● WORK TO BE COMPLETED
Write out all lines holding the word "detached".

(Dataset records on visual material)
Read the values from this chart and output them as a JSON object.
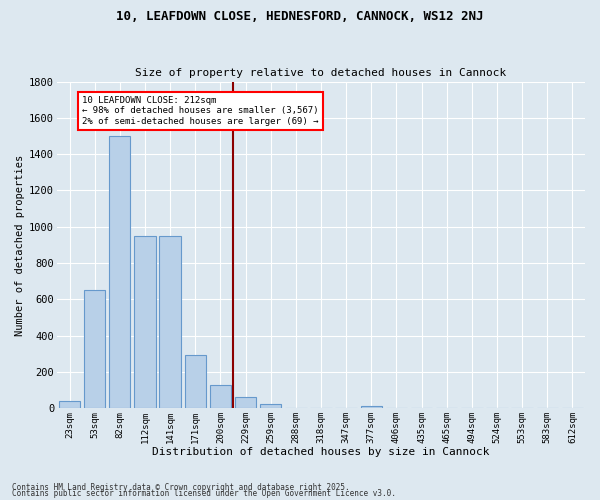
{
  "title1": "10, LEAFDOWN CLOSE, HEDNESFORD, CANNOCK, WS12 2NJ",
  "title2": "Size of property relative to detached houses in Cannock",
  "xlabel": "Distribution of detached houses by size in Cannock",
  "ylabel": "Number of detached properties",
  "categories": [
    "23sqm",
    "53sqm",
    "82sqm",
    "112sqm",
    "141sqm",
    "171sqm",
    "200sqm",
    "229sqm",
    "259sqm",
    "288sqm",
    "318sqm",
    "347sqm",
    "377sqm",
    "406sqm",
    "435sqm",
    "465sqm",
    "494sqm",
    "524sqm",
    "553sqm",
    "583sqm",
    "612sqm"
  ],
  "values": [
    40,
    650,
    1500,
    950,
    950,
    295,
    130,
    65,
    25,
    0,
    0,
    0,
    15,
    0,
    0,
    0,
    0,
    0,
    0,
    0,
    0
  ],
  "bar_color": "#b8d0e8",
  "bar_edge_color": "#6699cc",
  "background_color": "#dde8f0",
  "grid_color": "#ffffff",
  "annotation_text": "10 LEAFDOWN CLOSE: 212sqm\n← 98% of detached houses are smaller (3,567)\n2% of semi-detached houses are larger (69) →",
  "marker_bin_index": 6,
  "ylim": [
    0,
    1800
  ],
  "yticks": [
    0,
    200,
    400,
    600,
    800,
    1000,
    1200,
    1400,
    1600,
    1800
  ],
  "footer1": "Contains HM Land Registry data © Crown copyright and database right 2025.",
  "footer2": "Contains public sector information licensed under the Open Government Licence v3.0."
}
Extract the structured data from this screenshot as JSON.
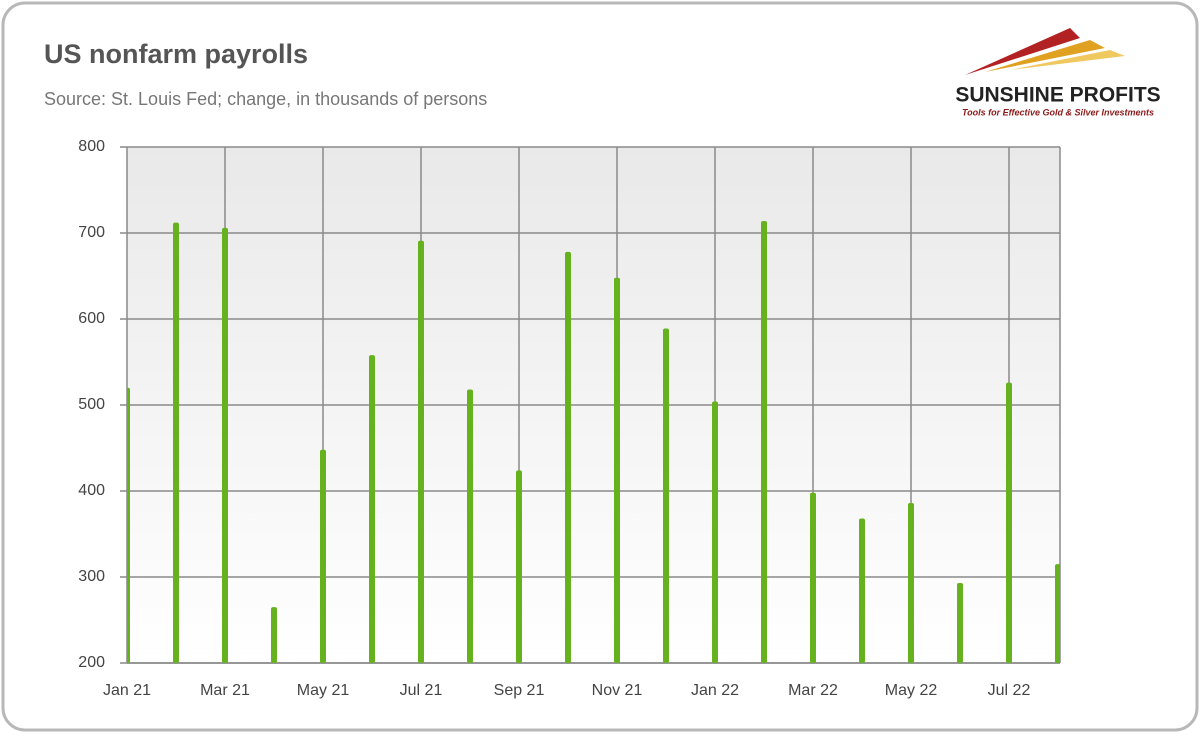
{
  "chart_data": {
    "type": "bar",
    "title": "US nonfarm payrolls",
    "subtitle": "Source: St. Louis Fed; change, in thousands of persons",
    "categories": [
      "Jan 21",
      null,
      "Mar 21",
      null,
      "May 21",
      null,
      "Jul 21",
      null,
      "Sep 21",
      null,
      "Nov 21",
      null,
      "Jan 22",
      null,
      "Mar 22",
      null,
      "May 22",
      null,
      "Jul 22",
      null
    ],
    "values": [
      520,
      712,
      706,
      265,
      448,
      558,
      691,
      518,
      424,
      678,
      648,
      589,
      504,
      714,
      398,
      368,
      386,
      293,
      526,
      315
    ],
    "color": "#66b11e",
    "ylim": [
      200,
      800
    ],
    "yticks": [
      200,
      300,
      400,
      500,
      600,
      700,
      800
    ],
    "grid": true
  },
  "logo": {
    "name": "SUNSHINE PROFITS",
    "tagline": "Tools for Effective Gold & Silver Investments"
  }
}
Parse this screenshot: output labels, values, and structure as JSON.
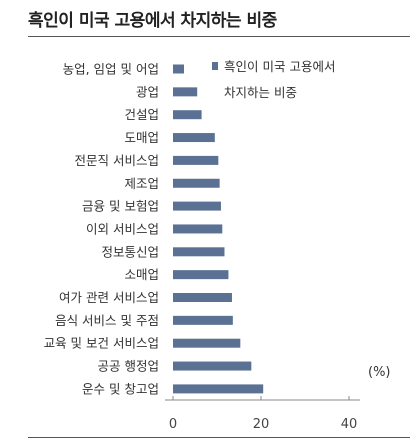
{
  "title": "흑인이 미국 고용에서 차지하는 비중",
  "chart_data": {
    "type": "bar",
    "orientation": "horizontal",
    "categories": [
      "농업, 임업 및 어업",
      "광업",
      "건설업",
      "도매업",
      "전문직 서비스업",
      "제조업",
      "금융 및 보험업",
      "이외 서비스업",
      "정보통신업",
      "소매업",
      "여가 관련 서비스업",
      "음식 서비스 및 주점",
      "교육 및 보건 서비스업",
      "공공 행정업",
      "운수 및 창고업"
    ],
    "series": [
      {
        "name": "흑인이 미국 고용에서 차지하는 비중",
        "values": [
          2.5,
          5.5,
          6.5,
          9.5,
          10.3,
          10.6,
          10.9,
          11.2,
          11.7,
          12.6,
          13.4,
          13.6,
          15.3,
          17.8,
          20.5
        ]
      }
    ],
    "legend_lines": [
      "흑인이 미국 고용에서",
      "차지하는 비중"
    ],
    "unit": "(%)",
    "xlim": [
      0,
      40
    ],
    "xticks": [
      0,
      20,
      40
    ],
    "grid": false,
    "legend_position": "top-right",
    "bar_color": "#5a7194"
  }
}
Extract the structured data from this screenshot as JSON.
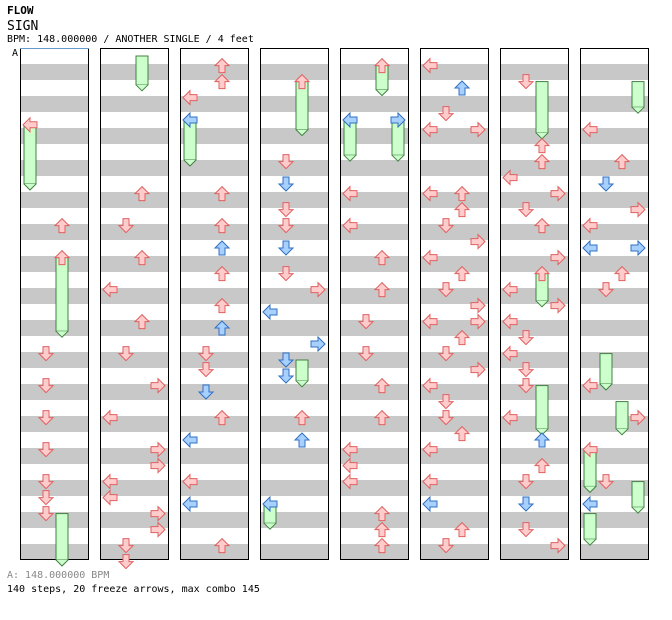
{
  "song": {
    "artist": "FLOW",
    "title": "SIGN",
    "info": "BPM: 148.000000 / ANOTHER SINGLE / 4 feet"
  },
  "bpm_marker": {
    "label": "A",
    "footer": "A: 148.000000 BPM"
  },
  "stats": "140 steps, 20 freeze arrows, max combo 145",
  "colors": {
    "band": "#c8c8c8",
    "column_border": "#000000",
    "arrow_red_fill": "#ffcccc",
    "arrow_red_stroke": "#e06060",
    "arrow_blue_fill": "#a8d0ff",
    "arrow_blue_stroke": "#3070c0",
    "freeze_fill": "#ccffcc",
    "freeze_stroke": "#408040",
    "bpm_line": "#6699cc"
  },
  "chart_data": {
    "type": "step-chart",
    "columns": 8,
    "beats_per_column": 16,
    "lanes": [
      "left",
      "down",
      "up",
      "right"
    ],
    "notes": [
      {
        "col": 0,
        "beat": 4.3,
        "lane": "left",
        "color": "red"
      },
      {
        "col": 0,
        "beat": 10.6,
        "lane": "up",
        "color": "red"
      },
      {
        "col": 0,
        "beat": 12.6,
        "lane": "up",
        "color": "red"
      },
      {
        "col": 0,
        "beat": 18.6,
        "lane": "down",
        "color": "red"
      },
      {
        "col": 0,
        "beat": 20.6,
        "lane": "down",
        "color": "red"
      },
      {
        "col": 0,
        "beat": 22.6,
        "lane": "down",
        "color": "red"
      },
      {
        "col": 0,
        "beat": 24.6,
        "lane": "down",
        "color": "red"
      },
      {
        "col": 0,
        "beat": 26.6,
        "lane": "down",
        "color": "red"
      },
      {
        "col": 0,
        "beat": 27.6,
        "lane": "down",
        "color": "red"
      },
      {
        "col": 0,
        "beat": 28.6,
        "lane": "down",
        "color": "red"
      },
      {
        "col": 1,
        "beat": 8.6,
        "lane": "up",
        "color": "red"
      },
      {
        "col": 1,
        "beat": 10.6,
        "lane": "down",
        "color": "red"
      },
      {
        "col": 1,
        "beat": 12.6,
        "lane": "up",
        "color": "red"
      },
      {
        "col": 1,
        "beat": 14.6,
        "lane": "left",
        "color": "red"
      },
      {
        "col": 1,
        "beat": 16.6,
        "lane": "up",
        "color": "red"
      },
      {
        "col": 1,
        "beat": 18.6,
        "lane": "down",
        "color": "red"
      },
      {
        "col": 1,
        "beat": 20.6,
        "lane": "right",
        "color": "red"
      },
      {
        "col": 1,
        "beat": 22.6,
        "lane": "left",
        "color": "red"
      },
      {
        "col": 1,
        "beat": 24.6,
        "lane": "right",
        "color": "red"
      },
      {
        "col": 1,
        "beat": 25.6,
        "lane": "right",
        "color": "red"
      },
      {
        "col": 1,
        "beat": 26.6,
        "lane": "left",
        "color": "red"
      },
      {
        "col": 1,
        "beat": 27.6,
        "lane": "left",
        "color": "red"
      },
      {
        "col": 1,
        "beat": 28.6,
        "lane": "right",
        "color": "red"
      },
      {
        "col": 1,
        "beat": 29.6,
        "lane": "right",
        "color": "red"
      },
      {
        "col": 1,
        "beat": 30.6,
        "lane": "down",
        "color": "red"
      },
      {
        "col": 1,
        "beat": 31.6,
        "lane": "down",
        "color": "red"
      },
      {
        "col": 2,
        "beat": 0.6,
        "lane": "up",
        "color": "red"
      },
      {
        "col": 2,
        "beat": 1.6,
        "lane": "up",
        "color": "red"
      },
      {
        "col": 2,
        "beat": 2.6,
        "lane": "left",
        "color": "red"
      },
      {
        "col": 2,
        "beat": 4.0,
        "lane": "left",
        "color": "blue"
      },
      {
        "col": 2,
        "beat": 8.6,
        "lane": "up",
        "color": "red"
      },
      {
        "col": 2,
        "beat": 10.6,
        "lane": "up",
        "color": "red"
      },
      {
        "col": 2,
        "beat": 12.0,
        "lane": "up",
        "color": "blue"
      },
      {
        "col": 2,
        "beat": 13.6,
        "lane": "up",
        "color": "red"
      },
      {
        "col": 2,
        "beat": 15.6,
        "lane": "up",
        "color": "red"
      },
      {
        "col": 2,
        "beat": 17.0,
        "lane": "up",
        "color": "blue"
      },
      {
        "col": 2,
        "beat": 18.6,
        "lane": "down",
        "color": "red"
      },
      {
        "col": 2,
        "beat": 19.6,
        "lane": "down",
        "color": "red"
      },
      {
        "col": 2,
        "beat": 21.0,
        "lane": "down",
        "color": "blue"
      },
      {
        "col": 2,
        "beat": 22.6,
        "lane": "up",
        "color": "red"
      },
      {
        "col": 2,
        "beat": 24.0,
        "lane": "left",
        "color": "blue"
      },
      {
        "col": 2,
        "beat": 26.6,
        "lane": "left",
        "color": "red"
      },
      {
        "col": 2,
        "beat": 28.0,
        "lane": "left",
        "color": "blue"
      },
      {
        "col": 2,
        "beat": 30.6,
        "lane": "up",
        "color": "red"
      },
      {
        "col": 2,
        "beat": 32.0,
        "lane": "up",
        "color": "blue"
      },
      {
        "col": 3,
        "beat": 1.6,
        "lane": "up",
        "color": "red"
      },
      {
        "col": 3,
        "beat": 6.6,
        "lane": "down",
        "color": "red"
      },
      {
        "col": 3,
        "beat": 8.0,
        "lane": "down",
        "color": "blue"
      },
      {
        "col": 3,
        "beat": 9.6,
        "lane": "down",
        "color": "red"
      },
      {
        "col": 3,
        "beat": 10.6,
        "lane": "down",
        "color": "red"
      },
      {
        "col": 3,
        "beat": 12.0,
        "lane": "down",
        "color": "blue"
      },
      {
        "col": 3,
        "beat": 13.6,
        "lane": "down",
        "color": "red"
      },
      {
        "col": 3,
        "beat": 14.6,
        "lane": "right",
        "color": "red"
      },
      {
        "col": 3,
        "beat": 16.0,
        "lane": "left",
        "color": "blue"
      },
      {
        "col": 3,
        "beat": 18.0,
        "lane": "right",
        "color": "blue"
      },
      {
        "col": 3,
        "beat": 19.0,
        "lane": "down",
        "color": "blue"
      },
      {
        "col": 3,
        "beat": 20.0,
        "lane": "down",
        "color": "blue"
      },
      {
        "col": 3,
        "beat": 22.6,
        "lane": "up",
        "color": "red"
      },
      {
        "col": 3,
        "beat": 24.0,
        "lane": "up",
        "color": "blue"
      },
      {
        "col": 3,
        "beat": 28.0,
        "lane": "left",
        "color": "blue"
      },
      {
        "col": 4,
        "beat": 0.6,
        "lane": "up",
        "color": "red"
      },
      {
        "col": 4,
        "beat": 4.0,
        "lane": "left",
        "color": "blue"
      },
      {
        "col": 4,
        "beat": 4.0,
        "lane": "right",
        "color": "blue"
      },
      {
        "col": 4,
        "beat": 8.6,
        "lane": "left",
        "color": "red"
      },
      {
        "col": 4,
        "beat": 10.6,
        "lane": "left",
        "color": "red"
      },
      {
        "col": 4,
        "beat": 12.6,
        "lane": "up",
        "color": "red"
      },
      {
        "col": 4,
        "beat": 14.6,
        "lane": "up",
        "color": "red"
      },
      {
        "col": 4,
        "beat": 16.6,
        "lane": "down",
        "color": "red"
      },
      {
        "col": 4,
        "beat": 18.6,
        "lane": "down",
        "color": "red"
      },
      {
        "col": 4,
        "beat": 20.6,
        "lane": "up",
        "color": "red"
      },
      {
        "col": 4,
        "beat": 22.6,
        "lane": "up",
        "color": "red"
      },
      {
        "col": 4,
        "beat": 24.6,
        "lane": "left",
        "color": "red"
      },
      {
        "col": 4,
        "beat": 25.6,
        "lane": "left",
        "color": "red"
      },
      {
        "col": 4,
        "beat": 26.6,
        "lane": "left",
        "color": "red"
      },
      {
        "col": 4,
        "beat": 28.6,
        "lane": "up",
        "color": "red"
      },
      {
        "col": 4,
        "beat": 29.6,
        "lane": "up",
        "color": "red"
      },
      {
        "col": 4,
        "beat": 30.6,
        "lane": "up",
        "color": "red"
      },
      {
        "col": 5,
        "beat": 0.6,
        "lane": "left",
        "color": "red"
      },
      {
        "col": 5,
        "beat": 2.0,
        "lane": "up",
        "color": "blue"
      },
      {
        "col": 5,
        "beat": 3.6,
        "lane": "down",
        "color": "red"
      },
      {
        "col": 5,
        "beat": 4.6,
        "lane": "left",
        "color": "red"
      },
      {
        "col": 5,
        "beat": 4.6,
        "lane": "right",
        "color": "red"
      },
      {
        "col": 5,
        "beat": 8.6,
        "lane": "left",
        "color": "red"
      },
      {
        "col": 5,
        "beat": 8.6,
        "lane": "up",
        "color": "red"
      },
      {
        "col": 5,
        "beat": 9.6,
        "lane": "up",
        "color": "red"
      },
      {
        "col": 5,
        "beat": 10.6,
        "lane": "down",
        "color": "red"
      },
      {
        "col": 5,
        "beat": 11.6,
        "lane": "right",
        "color": "red"
      },
      {
        "col": 5,
        "beat": 12.6,
        "lane": "left",
        "color": "red"
      },
      {
        "col": 5,
        "beat": 13.6,
        "lane": "up",
        "color": "red"
      },
      {
        "col": 5,
        "beat": 14.6,
        "lane": "down",
        "color": "red"
      },
      {
        "col": 5,
        "beat": 15.6,
        "lane": "right",
        "color": "red"
      },
      {
        "col": 5,
        "beat": 16.6,
        "lane": "left",
        "color": "red"
      },
      {
        "col": 5,
        "beat": 16.6,
        "lane": "right",
        "color": "red"
      },
      {
        "col": 5,
        "beat": 17.6,
        "lane": "up",
        "color": "red"
      },
      {
        "col": 5,
        "beat": 18.6,
        "lane": "down",
        "color": "red"
      },
      {
        "col": 5,
        "beat": 19.6,
        "lane": "right",
        "color": "red"
      },
      {
        "col": 5,
        "beat": 20.6,
        "lane": "left",
        "color": "red"
      },
      {
        "col": 5,
        "beat": 21.6,
        "lane": "down",
        "color": "red"
      },
      {
        "col": 5,
        "beat": 22.6,
        "lane": "down",
        "color": "red"
      },
      {
        "col": 5,
        "beat": 23.6,
        "lane": "up",
        "color": "red"
      },
      {
        "col": 5,
        "beat": 24.6,
        "lane": "left",
        "color": "red"
      },
      {
        "col": 5,
        "beat": 26.6,
        "lane": "left",
        "color": "red"
      },
      {
        "col": 5,
        "beat": 28.0,
        "lane": "left",
        "color": "blue"
      },
      {
        "col": 5,
        "beat": 29.6,
        "lane": "up",
        "color": "red"
      },
      {
        "col": 5,
        "beat": 30.6,
        "lane": "down",
        "color": "red"
      },
      {
        "col": 5,
        "beat": 32.0,
        "lane": "down",
        "color": "blue"
      },
      {
        "col": 6,
        "beat": 1.6,
        "lane": "down",
        "color": "red"
      },
      {
        "col": 6,
        "beat": 5.6,
        "lane": "up",
        "color": "red"
      },
      {
        "col": 6,
        "beat": 6.6,
        "lane": "up",
        "color": "red"
      },
      {
        "col": 6,
        "beat": 7.6,
        "lane": "left",
        "color": "red"
      },
      {
        "col": 6,
        "beat": 8.6,
        "lane": "right",
        "color": "red"
      },
      {
        "col": 6,
        "beat": 9.6,
        "lane": "down",
        "color": "red"
      },
      {
        "col": 6,
        "beat": 10.6,
        "lane": "up",
        "color": "red"
      },
      {
        "col": 6,
        "beat": 12.6,
        "lane": "right",
        "color": "red"
      },
      {
        "col": 6,
        "beat": 13.6,
        "lane": "up",
        "color": "red"
      },
      {
        "col": 6,
        "beat": 14.6,
        "lane": "left",
        "color": "red"
      },
      {
        "col": 6,
        "beat": 15.6,
        "lane": "right",
        "color": "red"
      },
      {
        "col": 6,
        "beat": 16.6,
        "lane": "left",
        "color": "red"
      },
      {
        "col": 6,
        "beat": 17.6,
        "lane": "down",
        "color": "red"
      },
      {
        "col": 6,
        "beat": 18.6,
        "lane": "left",
        "color": "red"
      },
      {
        "col": 6,
        "beat": 19.6,
        "lane": "down",
        "color": "red"
      },
      {
        "col": 6,
        "beat": 20.6,
        "lane": "down",
        "color": "red"
      },
      {
        "col": 6,
        "beat": 22.6,
        "lane": "left",
        "color": "red"
      },
      {
        "col": 6,
        "beat": 24.0,
        "lane": "up",
        "color": "blue"
      },
      {
        "col": 6,
        "beat": 25.6,
        "lane": "up",
        "color": "red"
      },
      {
        "col": 6,
        "beat": 26.6,
        "lane": "down",
        "color": "red"
      },
      {
        "col": 6,
        "beat": 28.0,
        "lane": "down",
        "color": "blue"
      },
      {
        "col": 6,
        "beat": 29.6,
        "lane": "down",
        "color": "red"
      },
      {
        "col": 6,
        "beat": 30.6,
        "lane": "right",
        "color": "red"
      },
      {
        "col": 6,
        "beat": 32.0,
        "lane": "right",
        "color": "blue"
      },
      {
        "col": 7,
        "beat": 4.6,
        "lane": "left",
        "color": "red"
      },
      {
        "col": 7,
        "beat": 6.6,
        "lane": "up",
        "color": "red"
      },
      {
        "col": 7,
        "beat": 8.0,
        "lane": "down",
        "color": "blue"
      },
      {
        "col": 7,
        "beat": 9.6,
        "lane": "right",
        "color": "red"
      },
      {
        "col": 7,
        "beat": 10.6,
        "lane": "left",
        "color": "red"
      },
      {
        "col": 7,
        "beat": 12.0,
        "lane": "left",
        "color": "blue"
      },
      {
        "col": 7,
        "beat": 12.0,
        "lane": "right",
        "color": "blue"
      },
      {
        "col": 7,
        "beat": 13.6,
        "lane": "up",
        "color": "red"
      },
      {
        "col": 7,
        "beat": 14.6,
        "lane": "down",
        "color": "red"
      },
      {
        "col": 7,
        "beat": 20.6,
        "lane": "left",
        "color": "red"
      },
      {
        "col": 7,
        "beat": 22.6,
        "lane": "right",
        "color": "red"
      },
      {
        "col": 7,
        "beat": 24.6,
        "lane": "left",
        "color": "red"
      },
      {
        "col": 7,
        "beat": 26.6,
        "lane": "down",
        "color": "red"
      },
      {
        "col": 7,
        "beat": 28.0,
        "lane": "left",
        "color": "blue"
      }
    ],
    "freezes": [
      {
        "col": 0,
        "lane": "left",
        "start": 4.3,
        "end": 8.0,
        "color": "red"
      },
      {
        "col": 0,
        "lane": "down",
        "start": 0,
        "end": 0.1,
        "color": "none"
      },
      {
        "col": 0,
        "lane": "up",
        "start": 12.6,
        "end": 17.2,
        "color": "red"
      },
      {
        "col": 0,
        "lane": "up",
        "start": 28.6,
        "end": 32.0,
        "color": "red"
      },
      {
        "col": 1,
        "lane": "up",
        "start": 0,
        "end": 1.8,
        "color": "none"
      },
      {
        "col": 2,
        "lane": "left",
        "start": 4.0,
        "end": 6.5,
        "color": "blue"
      },
      {
        "col": 3,
        "lane": "up",
        "start": 1.6,
        "end": 4.6,
        "color": "red"
      },
      {
        "col": 3,
        "lane": "up",
        "start": 19.0,
        "end": 20.3,
        "color": "blue"
      },
      {
        "col": 3,
        "lane": "left",
        "start": 28.0,
        "end": 29.2,
        "color": "blue"
      },
      {
        "col": 4,
        "lane": "up",
        "start": 0.6,
        "end": 2.1,
        "color": "red"
      },
      {
        "col": 4,
        "lane": "left",
        "start": 4.0,
        "end": 6.2,
        "color": "blue"
      },
      {
        "col": 4,
        "lane": "right",
        "start": 4.0,
        "end": 6.2,
        "color": "blue"
      },
      {
        "col": 6,
        "lane": "up",
        "start": 1.6,
        "end": 4.8,
        "color": "red"
      },
      {
        "col": 6,
        "lane": "up",
        "start": 13.6,
        "end": 15.3,
        "color": "red"
      },
      {
        "col": 6,
        "lane": "up",
        "start": 20.6,
        "end": 23.3,
        "color": "red"
      },
      {
        "col": 7,
        "lane": "right",
        "start": 1.6,
        "end": 3.2,
        "color": "red"
      },
      {
        "col": 7,
        "lane": "down",
        "start": 18.6,
        "end": 20.5,
        "color": "red"
      },
      {
        "col": 7,
        "lane": "up",
        "start": 21.6,
        "end": 23.3,
        "color": "red"
      },
      {
        "col": 7,
        "lane": "left",
        "start": 24.6,
        "end": 26.9,
        "color": "red"
      },
      {
        "col": 7,
        "lane": "right",
        "start": 26.6,
        "end": 28.2,
        "color": "red"
      },
      {
        "col": 7,
        "lane": "left",
        "start": 28.6,
        "end": 30.2,
        "color": "red"
      },
      {
        "col": 7,
        "lane": "left",
        "start": 32.0,
        "end": 34.2,
        "color": "blue"
      }
    ]
  }
}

● FULL OUTPUT
  "title2": "Size of property relative to detached houses in Cannock",
  "xlabel": "Distribution of detached houses by size in Cannock",
  "ylabel": "Number of detached properties",
  "annotation_text": "10 LEAFDOWN CLOSE: 212sqm\n← 98% of detached houses are smaller (3,567)\n2% of semi-detached houses are larger (69) →",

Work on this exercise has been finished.